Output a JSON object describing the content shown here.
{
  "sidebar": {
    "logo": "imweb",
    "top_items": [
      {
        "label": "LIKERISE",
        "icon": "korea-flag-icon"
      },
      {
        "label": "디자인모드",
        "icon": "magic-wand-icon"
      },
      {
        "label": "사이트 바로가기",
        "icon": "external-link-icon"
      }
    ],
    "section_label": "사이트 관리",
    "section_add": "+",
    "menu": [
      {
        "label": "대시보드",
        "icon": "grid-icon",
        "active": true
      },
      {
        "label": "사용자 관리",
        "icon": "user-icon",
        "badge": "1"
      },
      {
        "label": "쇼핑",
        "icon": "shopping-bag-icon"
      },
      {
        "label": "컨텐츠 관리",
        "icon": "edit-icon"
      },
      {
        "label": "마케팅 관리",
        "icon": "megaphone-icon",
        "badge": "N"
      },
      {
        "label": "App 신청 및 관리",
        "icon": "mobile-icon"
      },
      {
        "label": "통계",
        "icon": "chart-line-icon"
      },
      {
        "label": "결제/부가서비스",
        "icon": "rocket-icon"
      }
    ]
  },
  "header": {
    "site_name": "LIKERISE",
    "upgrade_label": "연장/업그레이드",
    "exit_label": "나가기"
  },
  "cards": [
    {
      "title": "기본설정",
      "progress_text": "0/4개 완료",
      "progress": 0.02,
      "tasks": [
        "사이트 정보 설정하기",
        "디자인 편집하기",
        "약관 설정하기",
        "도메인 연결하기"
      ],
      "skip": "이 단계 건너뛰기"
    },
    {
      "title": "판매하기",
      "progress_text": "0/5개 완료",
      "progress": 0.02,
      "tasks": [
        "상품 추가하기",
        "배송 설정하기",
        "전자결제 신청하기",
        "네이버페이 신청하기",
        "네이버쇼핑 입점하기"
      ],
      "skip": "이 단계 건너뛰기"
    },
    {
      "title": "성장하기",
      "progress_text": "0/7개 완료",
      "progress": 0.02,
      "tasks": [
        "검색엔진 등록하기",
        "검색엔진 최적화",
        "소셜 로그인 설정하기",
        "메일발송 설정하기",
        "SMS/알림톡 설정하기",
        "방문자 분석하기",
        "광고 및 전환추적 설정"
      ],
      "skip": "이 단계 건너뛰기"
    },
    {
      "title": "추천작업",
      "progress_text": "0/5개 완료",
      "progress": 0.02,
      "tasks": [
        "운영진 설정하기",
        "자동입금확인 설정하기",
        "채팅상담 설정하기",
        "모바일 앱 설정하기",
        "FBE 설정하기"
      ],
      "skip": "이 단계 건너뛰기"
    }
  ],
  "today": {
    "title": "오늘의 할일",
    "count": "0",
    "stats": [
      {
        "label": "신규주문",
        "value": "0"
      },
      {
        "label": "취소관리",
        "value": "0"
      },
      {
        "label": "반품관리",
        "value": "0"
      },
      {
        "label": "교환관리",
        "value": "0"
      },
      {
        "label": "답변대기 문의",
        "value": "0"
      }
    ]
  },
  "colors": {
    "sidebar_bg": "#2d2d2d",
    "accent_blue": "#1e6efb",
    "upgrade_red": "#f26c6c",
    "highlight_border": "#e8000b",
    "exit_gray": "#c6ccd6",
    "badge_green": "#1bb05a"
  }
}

⁂

Working from the material above, retype it in its entirety without change.

Output a JSON object describing the content shown here.
{
  "sidebar": {
    "logo": "imweb",
    "top_items": [
      {
        "label": "LIKERISE",
        "icon": "korea-flag-icon"
      },
      {
        "label": "디자인모드",
        "icon": "magic-wand-icon"
      },
      {
        "label": "사이트 바로가기",
        "icon": "external-link-icon"
      }
    ],
    "section_label": "사이트 관리",
    "section_add": "+",
    "menu": [
      {
        "label": "대시보드",
        "icon": "grid-icon",
        "active": true
      },
      {
        "label": "사용자 관리",
        "icon": "user-icon",
        "badge": "1"
      },
      {
        "label": "쇼핑",
        "icon": "shopping-bag-icon"
      },
      {
        "label": "컨텐츠 관리",
        "icon": "edit-icon"
      },
      {
        "label": "마케팅 관리",
        "icon": "megaphone-icon",
        "badge": "N"
      },
      {
        "label": "App 신청 및 관리",
        "icon": "mobile-icon"
      },
      {
        "label": "통계",
        "icon": "chart-line-icon"
      },
      {
        "label": "결제/부가서비스",
        "icon": "rocket-icon"
      }
    ]
  },
  "header": {
    "site_name": "LIKERISE",
    "upgrade_label": "연장/업그레이드",
    "exit_label": "나가기"
  },
  "cards": [
    {
      "title": "기본설정",
      "progress_text": "0/4개 완료",
      "progress": 0.02,
      "tasks": [
        "사이트 정보 설정하기",
        "디자인 편집하기",
        "약관 설정하기",
        "도메인 연결하기"
      ],
      "skip": "이 단계 건너뛰기"
    },
    {
      "title": "판매하기",
      "progress_text": "0/5개 완료",
      "progress": 0.02,
      "tasks": [
        "상품 추가하기",
        "배송 설정하기",
        "전자결제 신청하기",
        "네이버페이 신청하기",
        "네이버쇼핑 입점하기"
      ],
      "skip": "이 단계 건너뛰기"
    },
    {
      "title": "성장하기",
      "progress_text": "0/7개 완료",
      "progress": 0.02,
      "tasks": [
        "검색엔진 등록하기",
        "검색엔진 최적화",
        "소셜 로그인 설정하기",
        "메일발송 설정하기",
        "SMS/알림톡 설정하기",
        "방문자 분석하기",
        "광고 및 전환추적 설정"
      ],
      "skip": "이 단계 건너뛰기"
    },
    {
      "title": "추천작업",
      "progress_text": "0/5개 완료",
      "progress": 0.02,
      "tasks": [
        "운영진 설정하기",
        "자동입금확인 설정하기",
        "채팅상담 설정하기",
        "모바일 앱 설정하기",
        "FBE 설정하기"
      ],
      "skip": "이 단계 건너뛰기"
    }
  ],
  "today": {
    "title": "오늘의 할일",
    "count": "0",
    "stats": [
      {
        "label": "신규주문",
        "value": "0"
      },
      {
        "label": "취소관리",
        "value": "0"
      },
      {
        "label": "반품관리",
        "value": "0"
      },
      {
        "label": "교환관리",
        "value": "0"
      },
      {
        "label": "답변대기 문의",
        "value": "0"
      }
    ]
  },
  "colors": {
    "sidebar_bg": "#2d2d2d",
    "accent_blue": "#1e6efb",
    "upgrade_red": "#f26c6c",
    "highlight_border": "#e8000b",
    "exit_gray": "#c6ccd6",
    "badge_green": "#1bb05a"
  }
}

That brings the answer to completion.